___ Extracted records
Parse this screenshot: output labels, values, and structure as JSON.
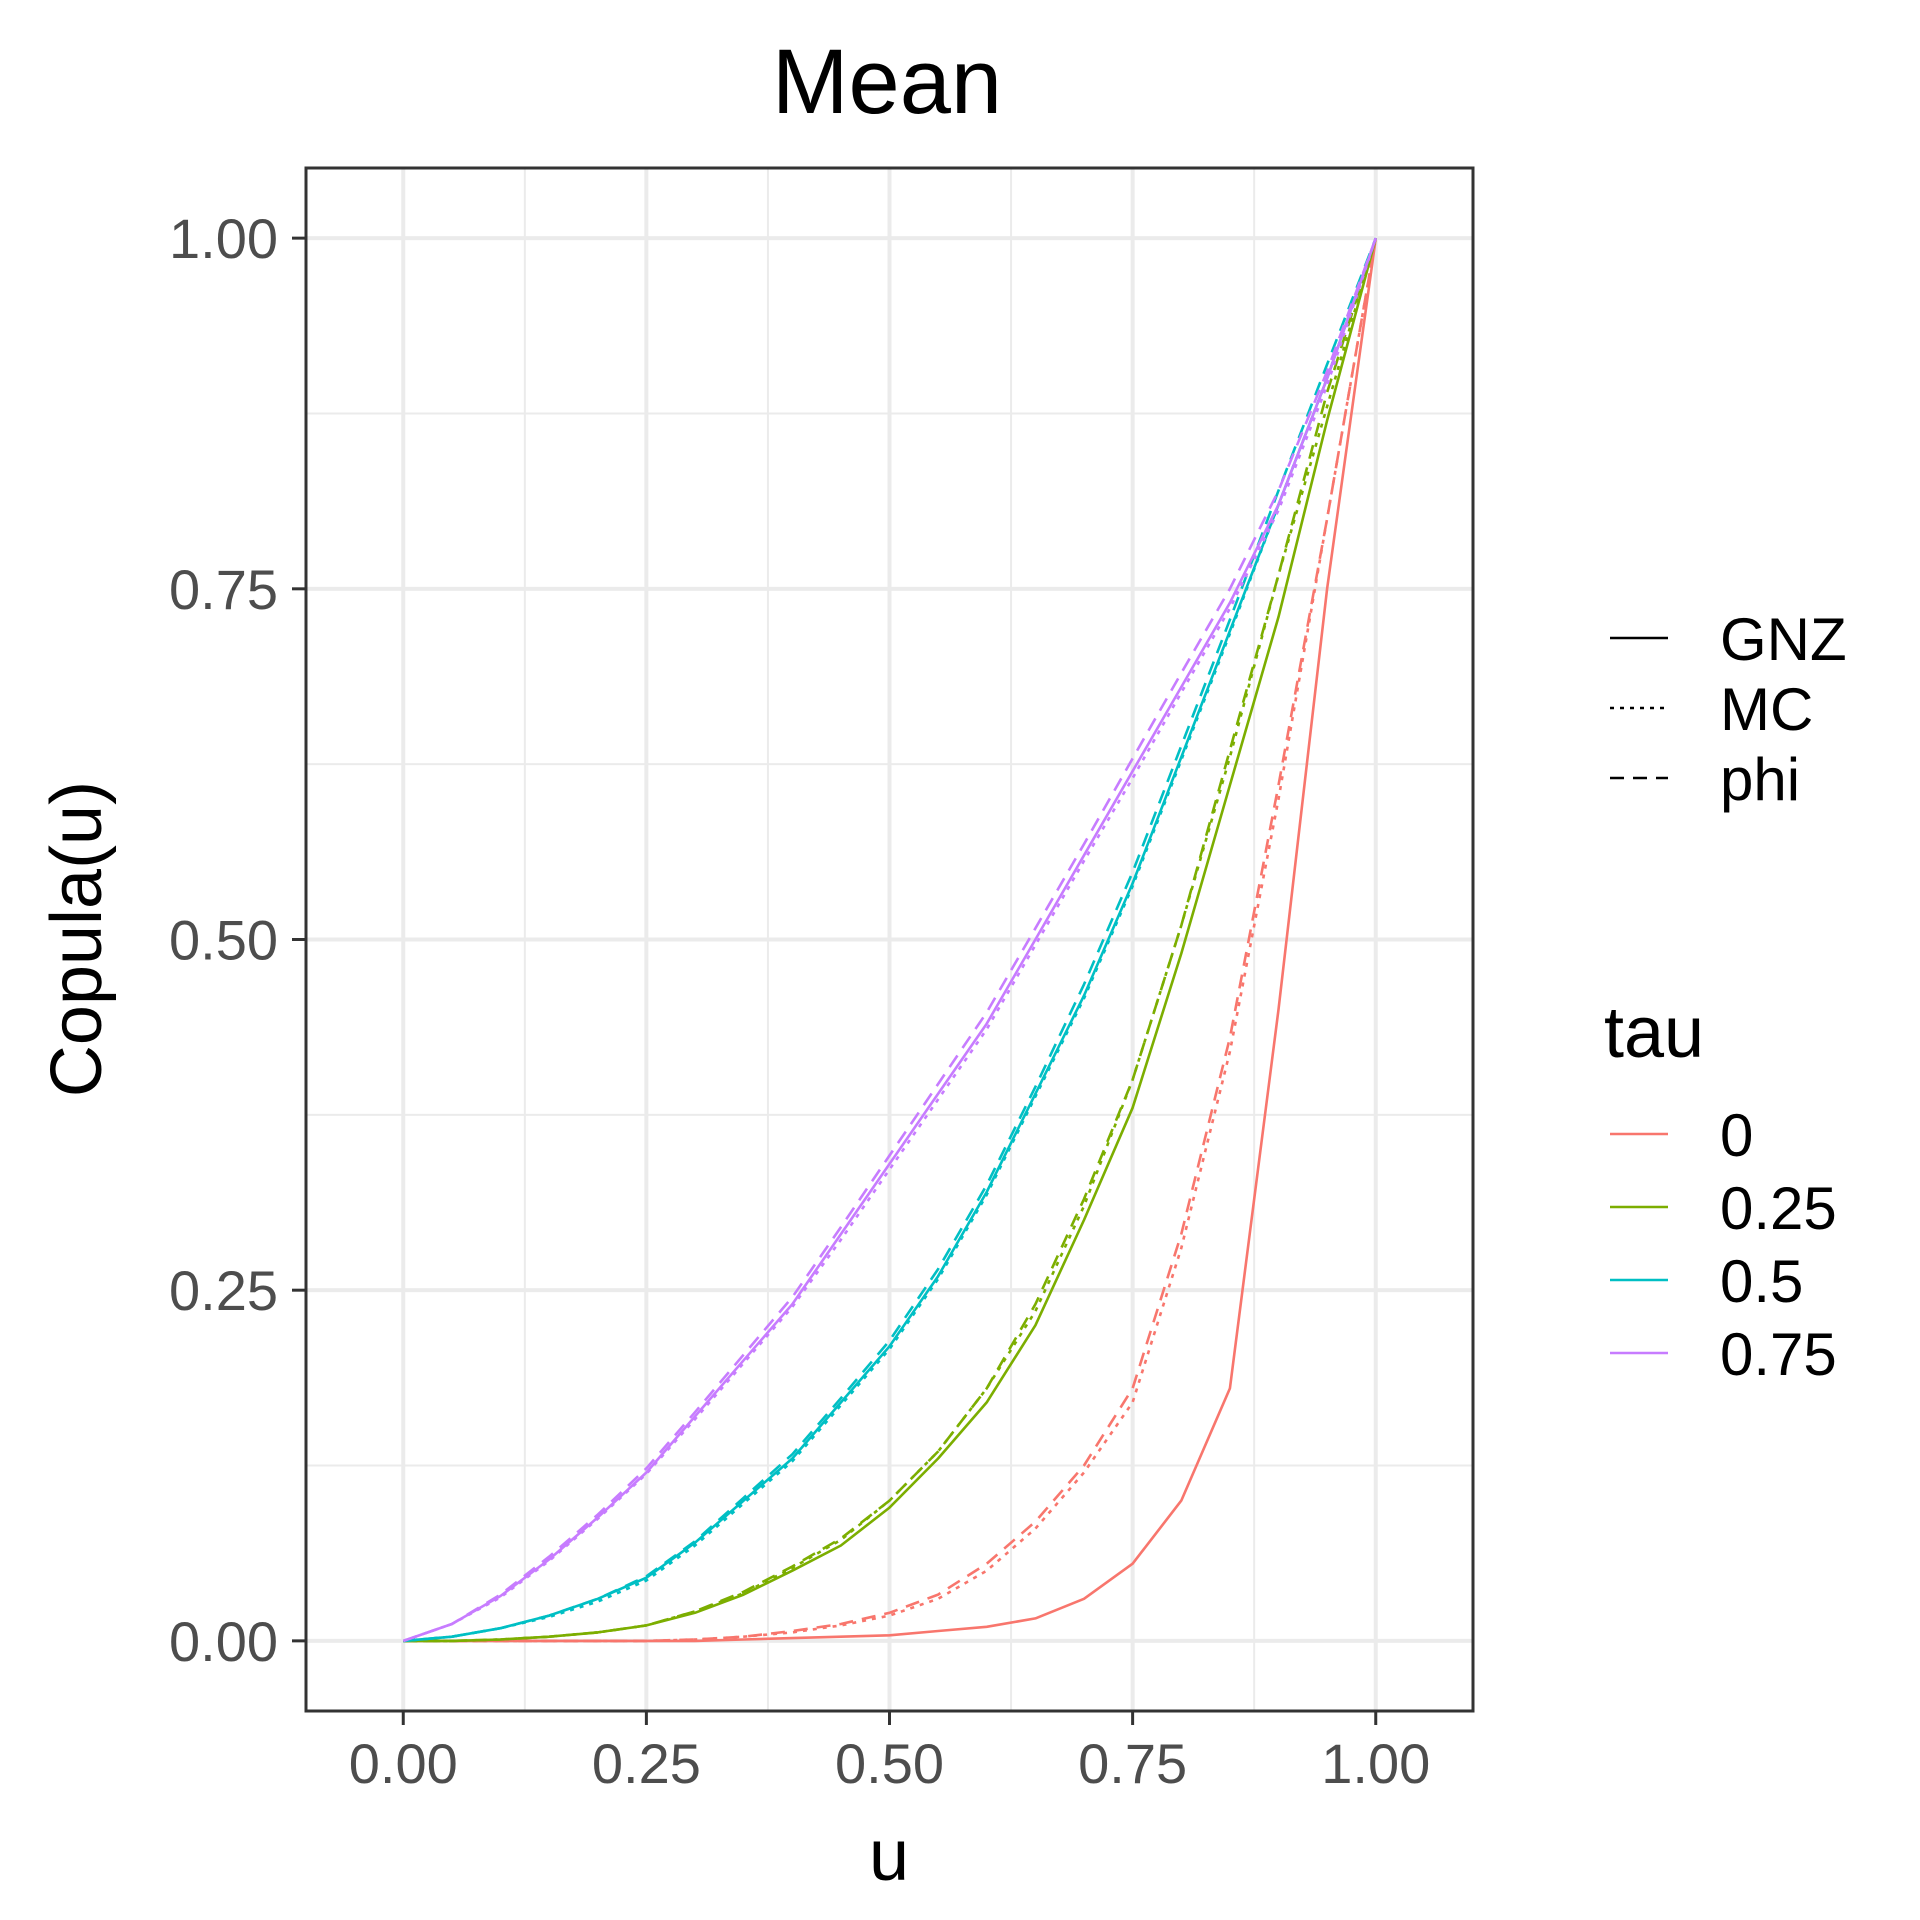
{
  "chart_data": {
    "type": "line",
    "title": "Mean",
    "xlabel": "u",
    "ylabel": "Copula(u)",
    "xlim": [
      -0.1,
      1.1
    ],
    "ylim": [
      -0.05,
      1.05
    ],
    "x_ticks": [
      "0.00",
      "0.25",
      "0.50",
      "0.75",
      "1.00"
    ],
    "y_ticks": [
      "0.00",
      "0.25",
      "0.50",
      "0.75",
      "1.00"
    ],
    "grid": true,
    "legend_position": "right",
    "linetype_legend": {
      "title": "",
      "items": [
        {
          "label": "GNZ",
          "dash": "solid"
        },
        {
          "label": "MC",
          "dash": "dotted"
        },
        {
          "label": "phi",
          "dash": "dashed"
        }
      ]
    },
    "color_legend": {
      "title": "tau",
      "items": [
        {
          "label": "0",
          "color": "#F8766D"
        },
        {
          "label": "0.25",
          "color": "#7CAE00"
        },
        {
          "label": "0.5",
          "color": "#00BFC4"
        },
        {
          "label": "0.75",
          "color": "#C77CFF"
        }
      ]
    },
    "x": [
      0,
      0.05,
      0.1,
      0.15,
      0.2,
      0.25,
      0.3,
      0.35,
      0.4,
      0.45,
      0.5,
      0.55,
      0.6,
      0.65,
      0.7,
      0.75,
      0.8,
      0.85,
      0.9,
      0.95,
      1.0
    ],
    "series": [
      {
        "tau": "0",
        "method": "GNZ",
        "color": "#F8766D",
        "dash": "solid",
        "values": [
          0,
          0,
          0,
          0,
          0,
          0,
          0,
          0.001,
          0.002,
          0.003,
          0.004,
          0.007,
          0.01,
          0.016,
          0.03,
          0.055,
          0.1,
          0.18,
          0.45,
          0.75,
          1.0
        ]
      },
      {
        "tau": "0",
        "method": "MC",
        "color": "#F8766D",
        "dash": "dotted",
        "values": [
          0,
          0,
          0,
          0,
          0,
          0,
          0.001,
          0.003,
          0.006,
          0.011,
          0.018,
          0.03,
          0.05,
          0.08,
          0.12,
          0.17,
          0.28,
          0.42,
          0.6,
          0.8,
          1.0
        ]
      },
      {
        "tau": "0",
        "method": "phi",
        "color": "#F8766D",
        "dash": "dashed",
        "values": [
          0,
          0,
          0,
          0,
          0,
          0,
          0.001,
          0.003,
          0.007,
          0.012,
          0.02,
          0.033,
          0.055,
          0.085,
          0.125,
          0.18,
          0.29,
          0.43,
          0.61,
          0.8,
          1.0
        ]
      },
      {
        "tau": "0.25",
        "method": "GNZ",
        "color": "#7CAE00",
        "dash": "solid",
        "values": [
          0,
          0,
          0.001,
          0.003,
          0.006,
          0.011,
          0.02,
          0.033,
          0.05,
          0.068,
          0.095,
          0.13,
          0.17,
          0.225,
          0.3,
          0.38,
          0.49,
          0.61,
          0.73,
          0.87,
          1.0
        ]
      },
      {
        "tau": "0.25",
        "method": "MC",
        "color": "#7CAE00",
        "dash": "dotted",
        "values": [
          0,
          0,
          0.001,
          0.003,
          0.006,
          0.011,
          0.021,
          0.034,
          0.052,
          0.072,
          0.1,
          0.135,
          0.18,
          0.235,
          0.31,
          0.4,
          0.51,
          0.63,
          0.76,
          0.88,
          1.0
        ]
      },
      {
        "tau": "0.25",
        "method": "phi",
        "color": "#7CAE00",
        "dash": "dashed",
        "values": [
          0,
          0,
          0.001,
          0.003,
          0.006,
          0.011,
          0.021,
          0.035,
          0.053,
          0.073,
          0.1,
          0.135,
          0.18,
          0.24,
          0.315,
          0.4,
          0.51,
          0.635,
          0.76,
          0.89,
          1.0
        ]
      },
      {
        "tau": "0.5",
        "method": "GNZ",
        "color": "#00BFC4",
        "dash": "solid",
        "values": [
          0,
          0.003,
          0.009,
          0.018,
          0.03,
          0.045,
          0.07,
          0.1,
          0.13,
          0.17,
          0.21,
          0.26,
          0.32,
          0.39,
          0.46,
          0.54,
          0.63,
          0.72,
          0.81,
          0.9,
          1.0
        ]
      },
      {
        "tau": "0.5",
        "method": "MC",
        "color": "#00BFC4",
        "dash": "dotted",
        "values": [
          0,
          0.003,
          0.009,
          0.017,
          0.028,
          0.043,
          0.068,
          0.098,
          0.128,
          0.168,
          0.208,
          0.258,
          0.318,
          0.388,
          0.458,
          0.538,
          0.628,
          0.718,
          0.81,
          0.9,
          1.0
        ]
      },
      {
        "tau": "0.5",
        "method": "phi",
        "color": "#00BFC4",
        "dash": "dashed",
        "values": [
          0,
          0.003,
          0.009,
          0.018,
          0.03,
          0.046,
          0.071,
          0.102,
          0.133,
          0.173,
          0.214,
          0.265,
          0.325,
          0.395,
          0.468,
          0.548,
          0.638,
          0.728,
          0.82,
          0.91,
          1.0
        ]
      },
      {
        "tau": "0.75",
        "method": "GNZ",
        "color": "#C77CFF",
        "dash": "solid",
        "values": [
          0,
          0.012,
          0.032,
          0.058,
          0.088,
          0.12,
          0.16,
          0.2,
          0.24,
          0.29,
          0.34,
          0.39,
          0.44,
          0.5,
          0.56,
          0.62,
          0.68,
          0.74,
          0.81,
          0.9,
          1.0
        ]
      },
      {
        "tau": "0.75",
        "method": "MC",
        "color": "#C77CFF",
        "dash": "dotted",
        "values": [
          0,
          0.012,
          0.031,
          0.057,
          0.087,
          0.119,
          0.158,
          0.198,
          0.238,
          0.286,
          0.336,
          0.386,
          0.436,
          0.496,
          0.556,
          0.615,
          0.676,
          0.736,
          0.806,
          0.895,
          1.0
        ]
      },
      {
        "tau": "0.75",
        "method": "phi",
        "color": "#C77CFF",
        "dash": "dashed",
        "values": [
          0,
          0.012,
          0.033,
          0.06,
          0.09,
          0.123,
          0.163,
          0.204,
          0.245,
          0.295,
          0.346,
          0.397,
          0.448,
          0.508,
          0.568,
          0.629,
          0.69,
          0.75,
          0.82,
          0.905,
          1.0
        ]
      }
    ]
  }
}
______
--- Task description ---
Transcribe the listing in full. Omit the pictures and keep every line exact.

--- Answer for the task ---
Parse this screenshot: output labels, values, and structure as JSON.
{
  "chart_data": {
    "type": "line",
    "title": "Mean",
    "xlabel": "u",
    "ylabel": "Copula(u)",
    "xlim": [
      -0.1,
      1.1
    ],
    "ylim": [
      -0.05,
      1.05
    ],
    "x_ticks": [
      "0.00",
      "0.25",
      "0.50",
      "0.75",
      "1.00"
    ],
    "y_ticks": [
      "0.00",
      "0.25",
      "0.50",
      "0.75",
      "1.00"
    ],
    "grid": true,
    "legend_position": "right",
    "linetype_legend": {
      "title": "",
      "items": [
        {
          "label": "GNZ",
          "dash": "solid"
        },
        {
          "label": "MC",
          "dash": "dotted"
        },
        {
          "label": "phi",
          "dash": "dashed"
        }
      ]
    },
    "color_legend": {
      "title": "tau",
      "items": [
        {
          "label": "0",
          "color": "#F8766D"
        },
        {
          "label": "0.25",
          "color": "#7CAE00"
        },
        {
          "label": "0.5",
          "color": "#00BFC4"
        },
        {
          "label": "0.75",
          "color": "#C77CFF"
        }
      ]
    },
    "x": [
      0,
      0.05,
      0.1,
      0.15,
      0.2,
      0.25,
      0.3,
      0.35,
      0.4,
      0.45,
      0.5,
      0.55,
      0.6,
      0.65,
      0.7,
      0.75,
      0.8,
      0.85,
      0.9,
      0.95,
      1.0
    ],
    "series": [
      {
        "tau": "0",
        "method": "GNZ",
        "color": "#F8766D",
        "dash": "solid",
        "values": [
          0,
          0,
          0,
          0,
          0,
          0,
          0,
          0.001,
          0.002,
          0.003,
          0.004,
          0.007,
          0.01,
          0.016,
          0.03,
          0.055,
          0.1,
          0.18,
          0.45,
          0.75,
          1.0
        ]
      },
      {
        "tau": "0",
        "method": "MC",
        "color": "#F8766D",
        "dash": "dotted",
        "values": [
          0,
          0,
          0,
          0,
          0,
          0,
          0.001,
          0.003,
          0.006,
          0.011,
          0.018,
          0.03,
          0.05,
          0.08,
          0.12,
          0.17,
          0.28,
          0.42,
          0.6,
          0.8,
          1.0
        ]
      },
      {
        "tau": "0",
        "method": "phi",
        "color": "#F8766D",
        "dash": "dashed",
        "values": [
          0,
          0,
          0,
          0,
          0,
          0,
          0.001,
          0.003,
          0.007,
          0.012,
          0.02,
          0.033,
          0.055,
          0.085,
          0.125,
          0.18,
          0.29,
          0.43,
          0.61,
          0.8,
          1.0
        ]
      },
      {
        "tau": "0.25",
        "method": "GNZ",
        "color": "#7CAE00",
        "dash": "solid",
        "values": [
          0,
          0,
          0.001,
          0.003,
          0.006,
          0.011,
          0.02,
          0.033,
          0.05,
          0.068,
          0.095,
          0.13,
          0.17,
          0.225,
          0.3,
          0.38,
          0.49,
          0.61,
          0.73,
          0.87,
          1.0
        ]
      },
      {
        "tau": "0.25",
        "method": "MC",
        "color": "#7CAE00",
        "dash": "dotted",
        "values": [
          0,
          0,
          0.001,
          0.003,
          0.006,
          0.011,
          0.021,
          0.034,
          0.052,
          0.072,
          0.1,
          0.135,
          0.18,
          0.235,
          0.31,
          0.4,
          0.51,
          0.63,
          0.76,
          0.88,
          1.0
        ]
      },
      {
        "tau": "0.25",
        "method": "phi",
        "color": "#7CAE00",
        "dash": "dashed",
        "values": [
          0,
          0,
          0.001,
          0.003,
          0.006,
          0.011,
          0.021,
          0.035,
          0.053,
          0.073,
          0.1,
          0.135,
          0.18,
          0.24,
          0.315,
          0.4,
          0.51,
          0.635,
          0.76,
          0.89,
          1.0
        ]
      },
      {
        "tau": "0.5",
        "method": "GNZ",
        "color": "#00BFC4",
        "dash": "solid",
        "values": [
          0,
          0.003,
          0.009,
          0.018,
          0.03,
          0.045,
          0.07,
          0.1,
          0.13,
          0.17,
          0.21,
          0.26,
          0.32,
          0.39,
          0.46,
          0.54,
          0.63,
          0.72,
          0.81,
          0.9,
          1.0
        ]
      },
      {
        "tau": "0.5",
        "method": "MC",
        "color": "#00BFC4",
        "dash": "dotted",
        "values": [
          0,
          0.003,
          0.009,
          0.017,
          0.028,
          0.043,
          0.068,
          0.098,
          0.128,
          0.168,
          0.208,
          0.258,
          0.318,
          0.388,
          0.458,
          0.538,
          0.628,
          0.718,
          0.81,
          0.9,
          1.0
        ]
      },
      {
        "tau": "0.5",
        "method": "phi",
        "color": "#00BFC4",
        "dash": "dashed",
        "values": [
          0,
          0.003,
          0.009,
          0.018,
          0.03,
          0.046,
          0.071,
          0.102,
          0.133,
          0.173,
          0.214,
          0.265,
          0.325,
          0.395,
          0.468,
          0.548,
          0.638,
          0.728,
          0.82,
          0.91,
          1.0
        ]
      },
      {
        "tau": "0.75",
        "method": "GNZ",
        "color": "#C77CFF",
        "dash": "solid",
        "values": [
          0,
          0.012,
          0.032,
          0.058,
          0.088,
          0.12,
          0.16,
          0.2,
          0.24,
          0.29,
          0.34,
          0.39,
          0.44,
          0.5,
          0.56,
          0.62,
          0.68,
          0.74,
          0.81,
          0.9,
          1.0
        ]
      },
      {
        "tau": "0.75",
        "method": "MC",
        "color": "#C77CFF",
        "dash": "dotted",
        "values": [
          0,
          0.012,
          0.031,
          0.057,
          0.087,
          0.119,
          0.158,
          0.198,
          0.238,
          0.286,
          0.336,
          0.386,
          0.436,
          0.496,
          0.556,
          0.615,
          0.676,
          0.736,
          0.806,
          0.895,
          1.0
        ]
      },
      {
        "tau": "0.75",
        "method": "phi",
        "color": "#C77CFF",
        "dash": "dashed",
        "values": [
          0,
          0.012,
          0.033,
          0.06,
          0.09,
          0.123,
          0.163,
          0.204,
          0.245,
          0.295,
          0.346,
          0.397,
          0.448,
          0.508,
          0.568,
          0.629,
          0.69,
          0.75,
          0.82,
          0.905,
          1.0
        ]
      }
    ]
  }
}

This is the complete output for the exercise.